— EXERCISE TASK —
Give the entries back exactly, dropping each image.

** Start INFORMATION SUPPLIED **

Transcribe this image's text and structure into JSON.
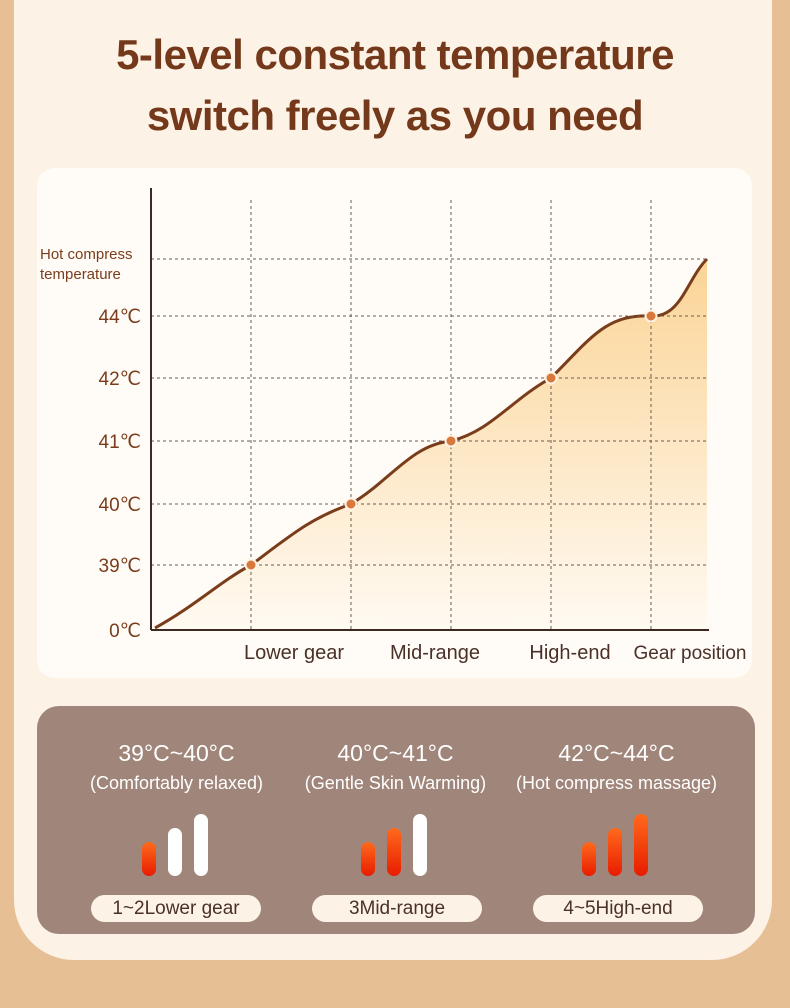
{
  "title": {
    "line1": "5-level constant temperature",
    "line2": "switch freely as you need"
  },
  "colors": {
    "title": "#74381a",
    "axis": "#3c2a22",
    "curve": "#7a3d1c",
    "point": "#d9783a",
    "fill_top": "#fbd496",
    "fill_bottom": "#fffaf2",
    "panel": "#a0857a",
    "bar_on": "#ff4a10",
    "bar_off": "#ffffff"
  },
  "chart_data": {
    "type": "area",
    "ylabel_lines": [
      "Hot compress",
      "temperature"
    ],
    "xlabel": "Gear position",
    "y_ticks": [
      "0℃",
      "39℃",
      "40℃",
      "41℃",
      "42℃",
      "44℃"
    ],
    "x_categories": [
      "Lower gear",
      "Mid-range",
      "High-end"
    ],
    "points": [
      {
        "gear": 1,
        "temp": 39
      },
      {
        "gear": 2,
        "temp": 40
      },
      {
        "gear": 3,
        "temp": 41
      },
      {
        "gear": 4,
        "temp": 42
      },
      {
        "gear": 5,
        "temp": 44
      }
    ],
    "grid": true,
    "grid_style": "dashed"
  },
  "levels": [
    {
      "range": "39°C~40°C",
      "desc": "(Comfortably relaxed)",
      "pill": "1~2Lower gear",
      "bars_on": 1
    },
    {
      "range": "40°C~41°C",
      "desc": "(Gentle Skin Warming)",
      "pill": "3Mid-range",
      "bars_on": 2
    },
    {
      "range": "42°C~44°C",
      "desc": "(Hot compress massage)",
      "pill": "4~5High-end",
      "bars_on": 3
    }
  ]
}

** End INFORMATION SUPPLIED **

— EXERCISE ANSWER —
Transcribe this image's text and structure into JSON.
{
  "title": {
    "line1": "5-level constant temperature",
    "line2": "switch freely as you need"
  },
  "colors": {
    "title": "#74381a",
    "axis": "#3c2a22",
    "curve": "#7a3d1c",
    "point": "#d9783a",
    "fill_top": "#fbd496",
    "fill_bottom": "#fffaf2",
    "panel": "#a0857a",
    "bar_on": "#ff4a10",
    "bar_off": "#ffffff"
  },
  "chart_data": {
    "type": "area",
    "ylabel_lines": [
      "Hot compress",
      "temperature"
    ],
    "xlabel": "Gear position",
    "y_ticks": [
      "0℃",
      "39℃",
      "40℃",
      "41℃",
      "42℃",
      "44℃"
    ],
    "x_categories": [
      "Lower gear",
      "Mid-range",
      "High-end"
    ],
    "points": [
      {
        "gear": 1,
        "temp": 39
      },
      {
        "gear": 2,
        "temp": 40
      },
      {
        "gear": 3,
        "temp": 41
      },
      {
        "gear": 4,
        "temp": 42
      },
      {
        "gear": 5,
        "temp": 44
      }
    ],
    "grid": true,
    "grid_style": "dashed"
  },
  "levels": [
    {
      "range": "39°C~40°C",
      "desc": "(Comfortably relaxed)",
      "pill": "1~2Lower gear",
      "bars_on": 1
    },
    {
      "range": "40°C~41°C",
      "desc": "(Gentle Skin Warming)",
      "pill": "3Mid-range",
      "bars_on": 2
    },
    {
      "range": "42°C~44°C",
      "desc": "(Hot compress massage)",
      "pill": "4~5High-end",
      "bars_on": 3
    }
  ]
}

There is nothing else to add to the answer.